/---
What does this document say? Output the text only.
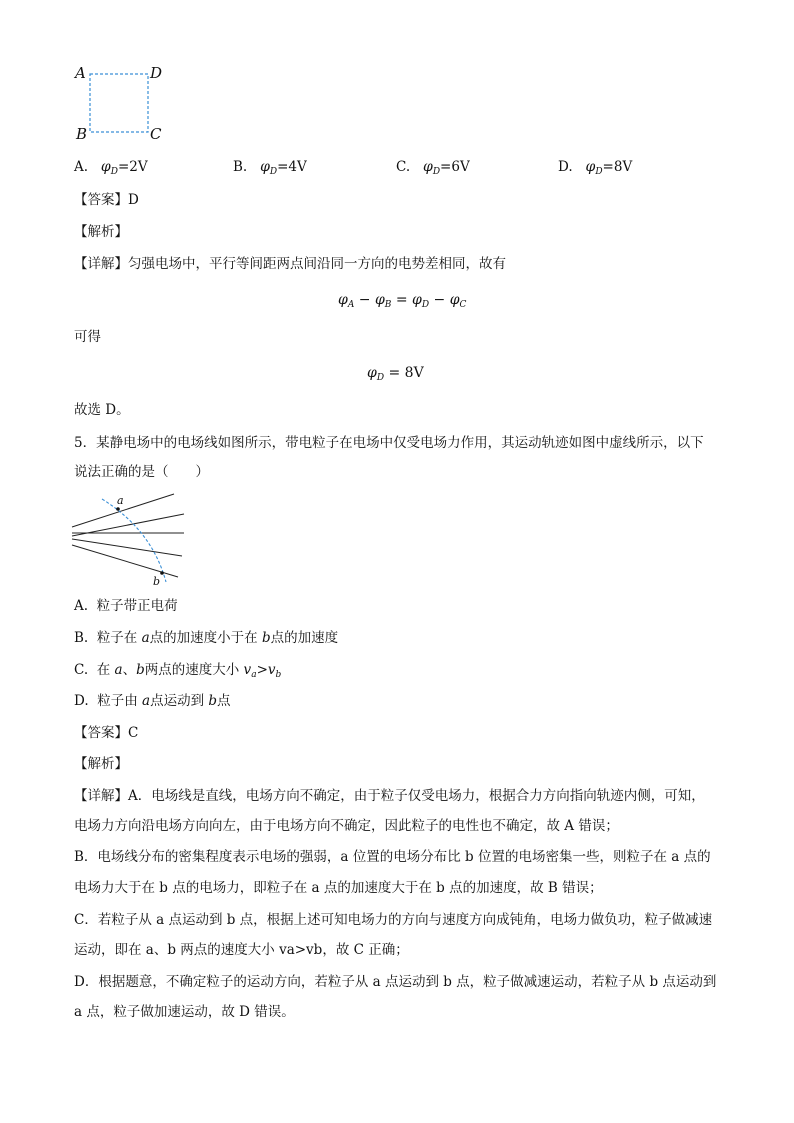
A	D
B	C
A. $\varphi_D=2V$	B. $\varphi_D=4V$	C. $\varphi_D=6V$	D. $\varphi_D=8V$
【答案】D
【解析】
【详解】匀强电场中，平行等间距两点间沿同一方向的电势差相同，故有
$\varphi_A - \varphi_B = \varphi_D - \varphi_C$
可得
$\varphi_D = 8V$
故选 D。
5．某静电场中的电场线如图所示，带电粒子在电场中仅受电场力作用，其运动轨迹如图中虚线所示，以下
说法正确的是（　　）
a
b
A. 粒子带正电荷
B. 粒子在 a点的加速度小于在 b点的加速度
C. 在 a、b两点的速度大小 $v_a>v_b$
D. 粒子由 a点运动到 b点
【答案】C
【解析】
【详解】A．电场线是直线，电场方向不确定，由于粒子仅受电场力，根据合力方向指向轨迹内侧，可知，
电场力方向沿电场方向向左，由于电场方向不确定，因此粒子的电性也不确定，故 A 错误；
B．电场线分布的密集程度表示电场的强弱，a 位置的电场分布比 b 位置的电场密集一些，则粒子在 a 点的
电场力大于在 b 点的电场力，即粒子在 a 点的加速度大于在 b 点的加速度，故 B 错误；
C．若粒子从 a 点运动到 b 点，根据上述可知电场力的方向与速度方向成钝角，电场力做负功，粒子做减速
运动，即在 a、b 两点的速度大小 va>vb，故 C 正确；
D．根据题意，不确定粒子的运动方向，若粒子从 a 点运动到 b 点，粒子做减速运动，若粒子从 b 点运动到
a 点，粒子做加速运动，故 D 错误。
\---
> **What to work on**
Search the lines above for the string "若粒子从" and copy each line that has it.

> **Full response**
C．若粒子从 a 点运动到 b 点，根据上述可知电场力的方向与速度方向成钝角，电场力做负功，粒子做减速
D．根据题意，不确定粒子的运动方向，若粒子从 a 点运动到 b 点，粒子做减速运动，若粒子从 b 点运动到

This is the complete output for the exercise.